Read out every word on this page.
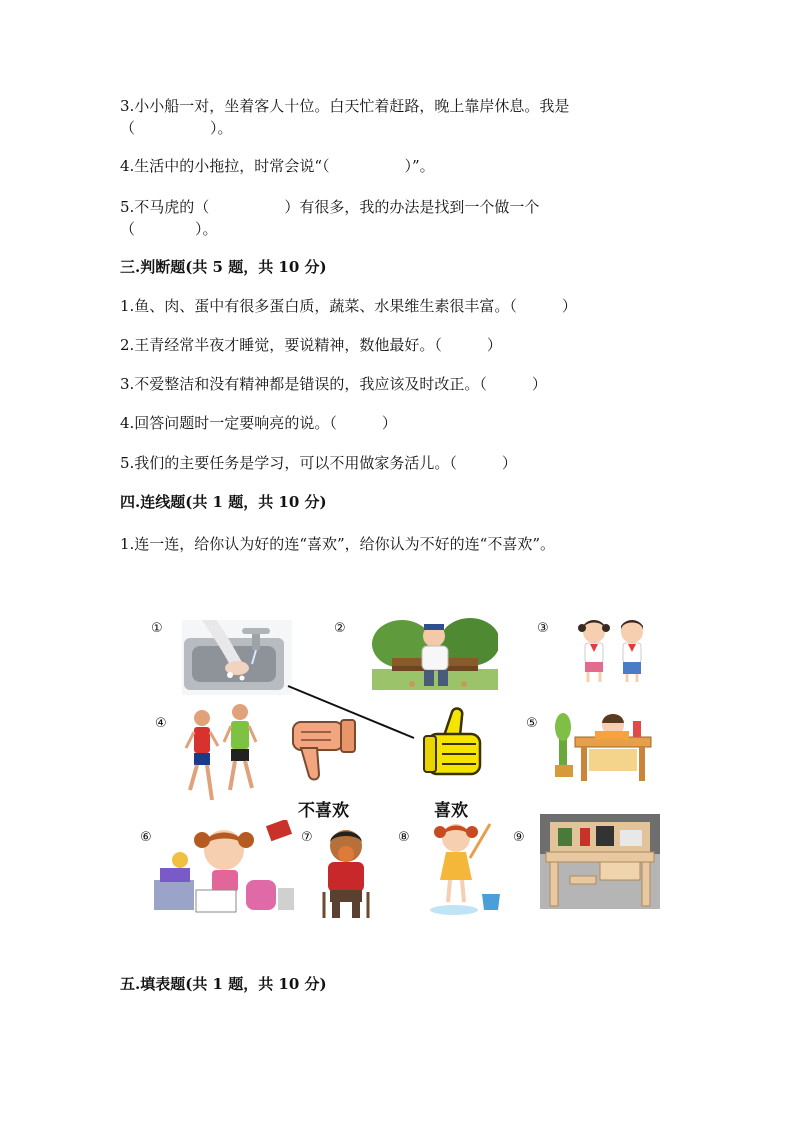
3.小小船一对，坐着客人十位。白天忙着赶路，晚上靠岸休息。我是
（　　　　　）。
4.生活中的小拖拉，时常会说“（　　　　　）”。
5.不马虎的（　　　　　）有很多，我的办法是找到一个做一个
（　　　　）。
三.判断题(共 5 题，共 10 分)
1.鱼、肉、蛋中有很多蛋白质，蔬菜、水果维生素很丰富。（　　　）
2.王青经常半夜才睡觉，要说精神，数他最好。（　　　）
3.不爱整洁和没有精神都是错误的，我应该及时改正。（　　　）
4.回答问题时一定要响亮的说。（　　　）
5.我们的主要任务是学习，可以不用做家务活儿。（　　　）
四.连线题(共 1 题，共 10 分)
1.连一连，给你认为好的连“喜欢”，给你认为不好的连“不喜欢”。
①	②	③
④	⑤
⑥	⑦	⑧	⑨
不喜欢	喜欢
五.填表题(共 1 题，共 10 分)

- - - -

Requirement
A faithful copy of the records above is needed, with the pictures left out.

Written answer
Read out every word on this page.
3.小小船一对，坐着客人十位。白天忙着赶路，晚上靠岸休息。我是
（　　　　　）。
4.生活中的小拖拉，时常会说“（　　　　　）”。
5.不马虎的（　　　　　）有很多，我的办法是找到一个做一个
（　　　　）。
三.判断题(共 5 题，共 10 分)
1.鱼、肉、蛋中有很多蛋白质，蔬菜、水果维生素很丰富。（　　　）
2.王青经常半夜才睡觉，要说精神，数他最好。（　　　）
3.不爱整洁和没有精神都是错误的，我应该及时改正。（　　　）
4.回答问题时一定要响亮的说。（　　　）
5.我们的主要任务是学习，可以不用做家务活儿。（　　　）
四.连线题(共 1 题，共 10 分)
1.连一连，给你认为好的连“喜欢”，给你认为不好的连“不喜欢”。
①	②	③
④	⑤
⑥	⑦	⑧	⑨
不喜欢	喜欢
五.填表题(共 1 题，共 10 分)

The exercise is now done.